>>>>

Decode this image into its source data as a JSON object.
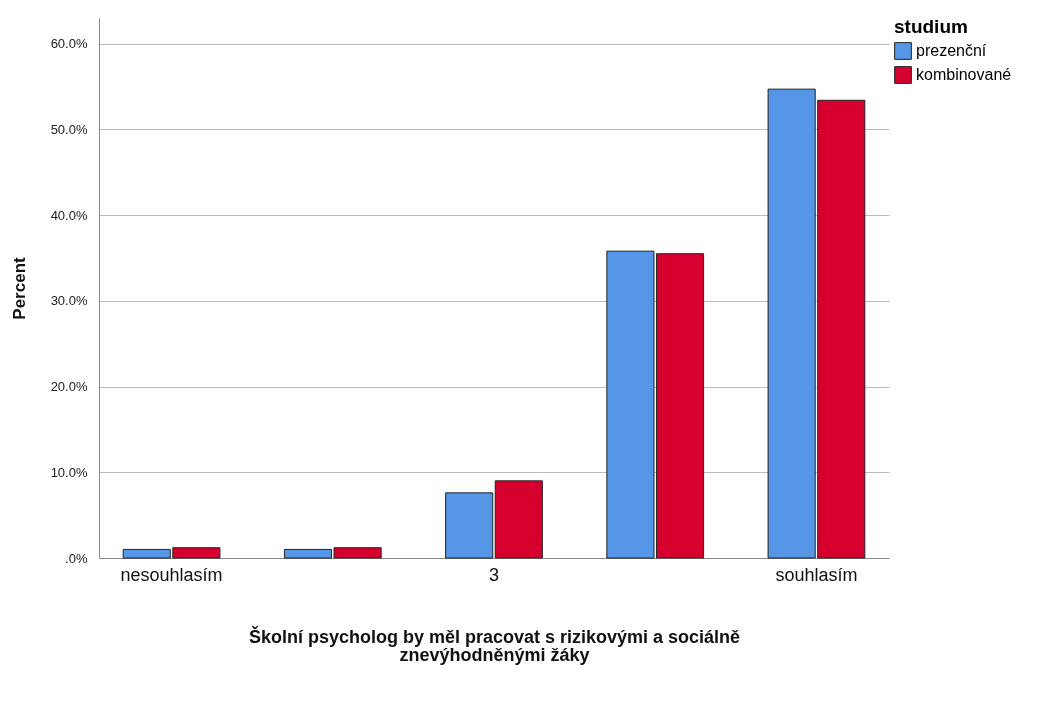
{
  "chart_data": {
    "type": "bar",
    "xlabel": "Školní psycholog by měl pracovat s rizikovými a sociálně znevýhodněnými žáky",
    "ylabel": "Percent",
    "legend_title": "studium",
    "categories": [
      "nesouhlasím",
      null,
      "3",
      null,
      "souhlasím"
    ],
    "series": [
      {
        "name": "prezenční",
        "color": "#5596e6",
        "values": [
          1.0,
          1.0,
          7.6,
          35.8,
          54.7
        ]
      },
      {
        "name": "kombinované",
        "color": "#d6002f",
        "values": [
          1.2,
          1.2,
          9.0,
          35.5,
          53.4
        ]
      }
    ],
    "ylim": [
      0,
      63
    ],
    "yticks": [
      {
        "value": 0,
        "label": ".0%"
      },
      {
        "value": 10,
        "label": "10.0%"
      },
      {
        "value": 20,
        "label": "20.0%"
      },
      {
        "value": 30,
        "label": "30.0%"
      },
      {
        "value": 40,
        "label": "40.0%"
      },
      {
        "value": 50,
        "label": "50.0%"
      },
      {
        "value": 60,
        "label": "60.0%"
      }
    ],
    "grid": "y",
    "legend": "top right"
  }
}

<<<<
>>>>

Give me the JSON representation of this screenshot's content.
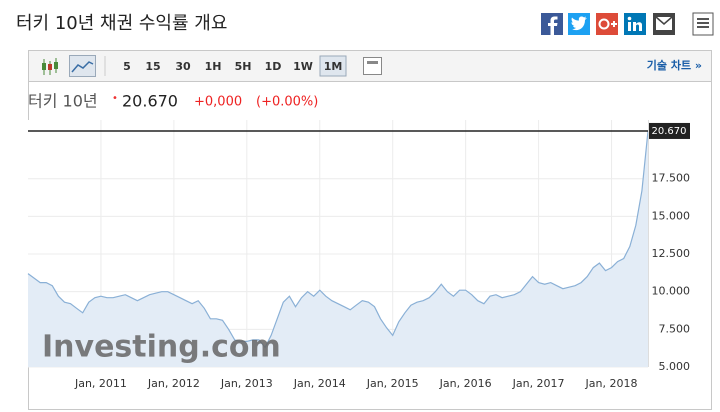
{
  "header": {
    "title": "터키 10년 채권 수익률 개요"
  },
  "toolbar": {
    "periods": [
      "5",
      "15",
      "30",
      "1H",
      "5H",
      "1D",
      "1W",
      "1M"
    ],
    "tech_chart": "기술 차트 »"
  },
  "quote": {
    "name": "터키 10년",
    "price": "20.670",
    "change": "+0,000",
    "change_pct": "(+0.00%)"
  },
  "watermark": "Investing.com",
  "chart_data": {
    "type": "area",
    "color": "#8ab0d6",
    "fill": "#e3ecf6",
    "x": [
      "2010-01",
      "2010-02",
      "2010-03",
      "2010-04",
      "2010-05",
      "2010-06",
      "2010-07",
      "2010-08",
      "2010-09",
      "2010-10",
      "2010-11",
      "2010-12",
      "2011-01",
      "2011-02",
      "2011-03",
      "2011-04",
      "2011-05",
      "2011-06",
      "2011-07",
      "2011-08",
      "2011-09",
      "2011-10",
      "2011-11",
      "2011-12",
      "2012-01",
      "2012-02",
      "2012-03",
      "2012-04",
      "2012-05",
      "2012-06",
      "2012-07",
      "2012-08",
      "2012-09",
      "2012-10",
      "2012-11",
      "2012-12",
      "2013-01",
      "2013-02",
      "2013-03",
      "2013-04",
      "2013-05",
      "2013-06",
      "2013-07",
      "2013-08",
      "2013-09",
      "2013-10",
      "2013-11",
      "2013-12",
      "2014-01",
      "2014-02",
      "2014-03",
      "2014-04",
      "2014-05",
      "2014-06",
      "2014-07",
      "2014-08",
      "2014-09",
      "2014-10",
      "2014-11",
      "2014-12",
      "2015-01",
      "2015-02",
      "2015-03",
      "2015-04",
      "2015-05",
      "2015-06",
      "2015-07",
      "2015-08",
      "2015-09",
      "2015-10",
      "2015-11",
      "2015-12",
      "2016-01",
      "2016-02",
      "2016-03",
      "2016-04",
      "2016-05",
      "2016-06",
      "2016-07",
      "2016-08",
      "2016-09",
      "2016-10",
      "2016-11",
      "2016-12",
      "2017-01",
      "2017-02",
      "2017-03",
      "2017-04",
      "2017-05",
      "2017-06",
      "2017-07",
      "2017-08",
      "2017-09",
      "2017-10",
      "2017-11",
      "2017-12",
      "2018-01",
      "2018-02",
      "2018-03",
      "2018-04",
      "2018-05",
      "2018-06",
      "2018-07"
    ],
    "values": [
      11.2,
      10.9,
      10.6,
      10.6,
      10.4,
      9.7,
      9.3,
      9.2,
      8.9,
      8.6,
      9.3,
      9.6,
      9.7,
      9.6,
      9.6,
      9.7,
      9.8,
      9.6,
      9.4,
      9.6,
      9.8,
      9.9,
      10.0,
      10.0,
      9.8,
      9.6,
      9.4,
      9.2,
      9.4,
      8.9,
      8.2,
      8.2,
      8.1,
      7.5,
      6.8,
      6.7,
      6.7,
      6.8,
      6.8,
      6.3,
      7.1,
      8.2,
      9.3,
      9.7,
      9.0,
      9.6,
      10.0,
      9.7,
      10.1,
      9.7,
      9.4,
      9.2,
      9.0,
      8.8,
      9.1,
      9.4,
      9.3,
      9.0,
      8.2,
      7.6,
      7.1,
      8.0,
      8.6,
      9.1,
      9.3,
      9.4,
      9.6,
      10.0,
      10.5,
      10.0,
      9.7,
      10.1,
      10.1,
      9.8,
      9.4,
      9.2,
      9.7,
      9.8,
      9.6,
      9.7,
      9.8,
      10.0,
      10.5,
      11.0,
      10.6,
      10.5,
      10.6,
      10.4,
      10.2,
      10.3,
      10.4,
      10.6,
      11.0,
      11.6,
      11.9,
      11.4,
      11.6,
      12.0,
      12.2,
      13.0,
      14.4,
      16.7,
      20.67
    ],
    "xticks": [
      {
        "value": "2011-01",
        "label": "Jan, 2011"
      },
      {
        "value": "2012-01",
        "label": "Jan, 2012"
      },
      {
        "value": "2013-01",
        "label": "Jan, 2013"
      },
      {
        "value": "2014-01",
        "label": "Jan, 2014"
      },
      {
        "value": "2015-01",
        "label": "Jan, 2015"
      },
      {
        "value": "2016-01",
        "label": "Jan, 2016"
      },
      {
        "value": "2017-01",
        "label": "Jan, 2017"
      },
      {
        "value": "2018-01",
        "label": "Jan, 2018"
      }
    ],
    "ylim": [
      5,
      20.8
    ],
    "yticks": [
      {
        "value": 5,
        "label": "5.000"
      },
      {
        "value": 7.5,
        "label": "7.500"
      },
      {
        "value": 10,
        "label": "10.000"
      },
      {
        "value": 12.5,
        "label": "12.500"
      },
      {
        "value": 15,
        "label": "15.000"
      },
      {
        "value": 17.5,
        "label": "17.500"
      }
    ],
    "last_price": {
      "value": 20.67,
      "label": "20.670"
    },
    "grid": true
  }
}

<<<<

### TASK BRIEF
Show every line of the records above that contains the word "name".

### REPLY TO THE EXERCISE
        "name": "prezenční",
        "name": "kombinované",
    "name": "터키 10년",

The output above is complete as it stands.